• Data to process:
━━━

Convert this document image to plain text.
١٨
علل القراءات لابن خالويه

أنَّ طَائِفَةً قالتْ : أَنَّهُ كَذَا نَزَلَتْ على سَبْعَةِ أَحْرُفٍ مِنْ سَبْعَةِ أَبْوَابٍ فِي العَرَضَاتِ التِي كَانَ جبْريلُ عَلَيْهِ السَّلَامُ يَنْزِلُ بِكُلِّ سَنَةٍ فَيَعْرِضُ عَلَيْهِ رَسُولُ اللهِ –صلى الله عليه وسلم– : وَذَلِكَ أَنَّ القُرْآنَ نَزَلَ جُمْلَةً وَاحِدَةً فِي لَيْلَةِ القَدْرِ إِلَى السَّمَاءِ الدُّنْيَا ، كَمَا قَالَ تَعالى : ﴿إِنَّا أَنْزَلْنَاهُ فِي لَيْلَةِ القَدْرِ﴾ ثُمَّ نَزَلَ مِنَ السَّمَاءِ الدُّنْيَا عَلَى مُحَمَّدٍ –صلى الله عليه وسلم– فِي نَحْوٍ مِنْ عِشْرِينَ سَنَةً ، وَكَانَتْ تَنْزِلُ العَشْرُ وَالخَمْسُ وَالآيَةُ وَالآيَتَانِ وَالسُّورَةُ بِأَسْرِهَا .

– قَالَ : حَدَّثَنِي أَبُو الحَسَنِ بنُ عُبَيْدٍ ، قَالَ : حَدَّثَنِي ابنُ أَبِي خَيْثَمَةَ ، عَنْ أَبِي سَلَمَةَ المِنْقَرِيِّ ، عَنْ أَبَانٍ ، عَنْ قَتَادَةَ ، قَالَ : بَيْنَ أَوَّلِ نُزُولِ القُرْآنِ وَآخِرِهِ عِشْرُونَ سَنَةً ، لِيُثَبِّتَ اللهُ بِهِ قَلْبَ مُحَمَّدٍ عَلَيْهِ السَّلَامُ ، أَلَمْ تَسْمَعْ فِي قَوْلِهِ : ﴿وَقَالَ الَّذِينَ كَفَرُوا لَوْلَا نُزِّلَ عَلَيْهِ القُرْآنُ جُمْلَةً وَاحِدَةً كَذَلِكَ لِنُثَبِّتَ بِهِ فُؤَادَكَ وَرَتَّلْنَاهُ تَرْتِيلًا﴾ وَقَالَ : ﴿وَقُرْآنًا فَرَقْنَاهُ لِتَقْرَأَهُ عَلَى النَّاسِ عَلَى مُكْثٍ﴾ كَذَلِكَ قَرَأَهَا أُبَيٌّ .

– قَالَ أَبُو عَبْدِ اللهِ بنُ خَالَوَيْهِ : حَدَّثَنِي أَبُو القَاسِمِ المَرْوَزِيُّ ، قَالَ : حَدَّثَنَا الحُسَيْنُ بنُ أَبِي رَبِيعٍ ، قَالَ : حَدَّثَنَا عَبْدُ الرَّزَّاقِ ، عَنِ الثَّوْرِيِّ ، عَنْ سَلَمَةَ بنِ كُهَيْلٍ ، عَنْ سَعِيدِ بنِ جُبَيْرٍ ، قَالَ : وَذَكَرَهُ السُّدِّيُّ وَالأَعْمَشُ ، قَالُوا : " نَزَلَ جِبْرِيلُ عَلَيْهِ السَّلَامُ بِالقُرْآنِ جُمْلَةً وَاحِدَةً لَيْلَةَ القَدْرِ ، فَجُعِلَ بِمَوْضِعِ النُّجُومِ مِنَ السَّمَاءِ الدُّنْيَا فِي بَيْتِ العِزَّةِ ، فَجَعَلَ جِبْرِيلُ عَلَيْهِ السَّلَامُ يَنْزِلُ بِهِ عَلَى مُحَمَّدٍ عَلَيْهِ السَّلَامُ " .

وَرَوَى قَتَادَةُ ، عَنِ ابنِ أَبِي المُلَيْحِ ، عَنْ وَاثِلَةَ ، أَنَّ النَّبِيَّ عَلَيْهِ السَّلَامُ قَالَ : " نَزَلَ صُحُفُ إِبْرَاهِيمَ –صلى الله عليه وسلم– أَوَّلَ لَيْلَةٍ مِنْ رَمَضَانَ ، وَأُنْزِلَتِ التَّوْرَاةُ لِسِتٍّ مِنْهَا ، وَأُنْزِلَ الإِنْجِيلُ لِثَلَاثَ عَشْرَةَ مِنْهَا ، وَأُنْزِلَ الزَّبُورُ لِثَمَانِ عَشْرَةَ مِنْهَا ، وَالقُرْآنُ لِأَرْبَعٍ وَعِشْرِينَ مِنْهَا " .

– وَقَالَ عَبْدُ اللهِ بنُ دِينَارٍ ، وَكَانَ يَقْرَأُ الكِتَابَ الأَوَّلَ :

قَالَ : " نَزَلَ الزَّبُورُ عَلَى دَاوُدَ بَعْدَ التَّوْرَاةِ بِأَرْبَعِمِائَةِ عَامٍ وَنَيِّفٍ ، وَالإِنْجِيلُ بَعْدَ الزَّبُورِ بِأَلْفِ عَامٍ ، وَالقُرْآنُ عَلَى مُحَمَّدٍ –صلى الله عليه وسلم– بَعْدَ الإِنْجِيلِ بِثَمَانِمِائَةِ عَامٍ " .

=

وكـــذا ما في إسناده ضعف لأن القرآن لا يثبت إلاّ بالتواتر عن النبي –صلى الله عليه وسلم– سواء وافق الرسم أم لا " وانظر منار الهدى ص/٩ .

━━━

Copy all lines from the material that include "وسلم".

أنَّ طَائِفَةً قالتْ : أَنَّهُ كَذَا نَزَلَتْ على سَبْعَةِ أَحْرُفٍ مِنْ سَبْعَةِ أَبْوَابٍ فِي العَرَضَاتِ التِي كَانَ جبْريلُ عَلَيْهِ السَّلَامُ يَنْزِلُ بِكُلِّ سَنَةٍ فَيَعْرِضُ عَلَيْهِ رَسُولُ اللهِ –صلى الله عليه وسلم– : وَذَلِكَ أَنَّ القُرْآنَ نَزَلَ جُمْلَةً وَاحِدَةً فِي لَيْلَةِ القَدْرِ إِلَى السَّمَاءِ الدُّنْيَا ، كَمَا قَالَ تَعالى : ﴿إِنَّا أَنْزَلْنَاهُ فِي لَيْلَةِ القَدْرِ﴾ ثُمَّ نَزَلَ مِنَ السَّمَاءِ الدُّنْيَا عَلَى مُحَمَّدٍ –صلى الله عليه وسلم– فِي نَحْوٍ مِنْ عِشْرِينَ سَنَةً ، وَكَانَتْ تَنْزِلُ العَشْرُ وَالخَمْسُ وَالآيَةُ وَالآيَتَانِ وَالسُّورَةُ بِأَسْرِهَا .
وَرَوَى قَتَادَةُ ، عَنِ ابنِ أَبِي المُلَيْحِ ، عَنْ وَاثِلَةَ ، أَنَّ النَّبِيَّ عَلَيْهِ السَّلَامُ قَالَ : " نَزَلَ صُحُفُ إِبْرَاهِيمَ –صلى الله عليه وسلم– أَوَّلَ لَيْلَةٍ مِنْ رَمَضَانَ ، وَأُنْزِلَتِ التَّوْرَاةُ لِسِتٍّ مِنْهَا ، وَأُنْزِلَ الإِنْجِيلُ لِثَلَاثَ عَشْرَةَ مِنْهَا ، وَأُنْزِلَ الزَّبُورُ لِثَمَانِ عَشْرَةَ مِنْهَا ، وَالقُرْآنُ لِأَرْبَعٍ وَعِشْرِينَ مِنْهَا " .
قَالَ : " نَزَلَ الزَّبُورُ عَلَى دَاوُدَ بَعْدَ التَّوْرَاةِ بِأَرْبَعِمِائَةِ عَامٍ وَنَيِّفٍ ، وَالإِنْجِيلُ بَعْدَ الزَّبُورِ بِأَلْفِ عَامٍ ، وَالقُرْآنُ عَلَى مُحَمَّدٍ –صلى الله عليه وسلم– بَعْدَ الإِنْجِيلِ بِثَمَانِمِائَةِ عَامٍ " .
وكـــذا ما في إسناده ضعف لأن القرآن لا يثبت إلاّ بالتواتر عن النبي –صلى الله عليه وسلم– سواء وافق الرسم أم لا " وانظر منار الهدى ص/٩ .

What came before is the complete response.